(Records from a data source)

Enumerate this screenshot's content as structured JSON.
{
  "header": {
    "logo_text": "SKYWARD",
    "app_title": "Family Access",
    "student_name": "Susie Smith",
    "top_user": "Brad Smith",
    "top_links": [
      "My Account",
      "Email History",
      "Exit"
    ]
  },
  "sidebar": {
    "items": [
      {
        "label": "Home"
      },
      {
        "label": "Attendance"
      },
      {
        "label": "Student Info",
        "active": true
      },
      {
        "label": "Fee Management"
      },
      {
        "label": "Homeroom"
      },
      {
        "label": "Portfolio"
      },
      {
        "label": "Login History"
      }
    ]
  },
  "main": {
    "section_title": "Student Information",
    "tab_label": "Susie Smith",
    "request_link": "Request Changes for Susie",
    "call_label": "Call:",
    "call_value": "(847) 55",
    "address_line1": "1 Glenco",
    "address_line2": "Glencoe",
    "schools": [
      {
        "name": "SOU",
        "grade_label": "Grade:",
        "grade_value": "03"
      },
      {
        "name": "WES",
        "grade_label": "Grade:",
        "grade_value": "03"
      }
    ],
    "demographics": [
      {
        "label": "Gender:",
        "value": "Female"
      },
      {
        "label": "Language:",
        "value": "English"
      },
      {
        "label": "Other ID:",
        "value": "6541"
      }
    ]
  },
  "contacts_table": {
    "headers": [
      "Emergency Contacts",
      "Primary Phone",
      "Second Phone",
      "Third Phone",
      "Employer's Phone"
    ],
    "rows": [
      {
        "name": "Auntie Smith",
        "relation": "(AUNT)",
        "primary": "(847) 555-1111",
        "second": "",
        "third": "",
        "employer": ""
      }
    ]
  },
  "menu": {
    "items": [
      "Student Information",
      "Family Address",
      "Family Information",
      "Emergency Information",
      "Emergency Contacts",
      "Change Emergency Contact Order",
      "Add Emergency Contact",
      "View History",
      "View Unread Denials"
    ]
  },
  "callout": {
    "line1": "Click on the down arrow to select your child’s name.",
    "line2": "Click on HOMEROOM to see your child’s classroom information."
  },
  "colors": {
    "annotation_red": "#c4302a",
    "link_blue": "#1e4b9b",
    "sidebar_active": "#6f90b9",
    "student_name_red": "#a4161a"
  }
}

__PROBLEM DESCRIPTION__:
Extract the listing in its entirety, matching it exactly.

__FINAL RESULT__:
Enumerate this screenshot's content as structured JSON.
{
  "header": {
    "logo_text": "SKYWARD",
    "app_title": "Family Access",
    "student_name": "Susie Smith",
    "top_user": "Brad Smith",
    "top_links": [
      "My Account",
      "Email History",
      "Exit"
    ]
  },
  "sidebar": {
    "items": [
      {
        "label": "Home"
      },
      {
        "label": "Attendance"
      },
      {
        "label": "Student Info",
        "active": true
      },
      {
        "label": "Fee Management"
      },
      {
        "label": "Homeroom"
      },
      {
        "label": "Portfolio"
      },
      {
        "label": "Login History"
      }
    ]
  },
  "main": {
    "section_title": "Student Information",
    "tab_label": "Susie Smith",
    "request_link": "Request Changes for Susie",
    "call_label": "Call:",
    "call_value": "(847) 55",
    "address_line1": "1 Glenco",
    "address_line2": "Glencoe",
    "schools": [
      {
        "name": "SOU",
        "grade_label": "Grade:",
        "grade_value": "03"
      },
      {
        "name": "WES",
        "grade_label": "Grade:",
        "grade_value": "03"
      }
    ],
    "demographics": [
      {
        "label": "Gender:",
        "value": "Female"
      },
      {
        "label": "Language:",
        "value": "English"
      },
      {
        "label": "Other ID:",
        "value": "6541"
      }
    ]
  },
  "contacts_table": {
    "headers": [
      "Emergency Contacts",
      "Primary Phone",
      "Second Phone",
      "Third Phone",
      "Employer's Phone"
    ],
    "rows": [
      {
        "name": "Auntie Smith",
        "relation": "(AUNT)",
        "primary": "(847) 555-1111",
        "second": "",
        "third": "",
        "employer": ""
      }
    ]
  },
  "menu": {
    "items": [
      "Student Information",
      "Family Address",
      "Family Information",
      "Emergency Information",
      "Emergency Contacts",
      "Change Emergency Contact Order",
      "Add Emergency Contact",
      "View History",
      "View Unread Denials"
    ]
  },
  "callout": {
    "line1": "Click on the down arrow to select your child’s name.",
    "line2": "Click on HOMEROOM to see your child’s classroom information."
  },
  "colors": {
    "annotation_red": "#c4302a",
    "link_blue": "#1e4b9b",
    "sidebar_active": "#6f90b9",
    "student_name_red": "#a4161a"
  }
}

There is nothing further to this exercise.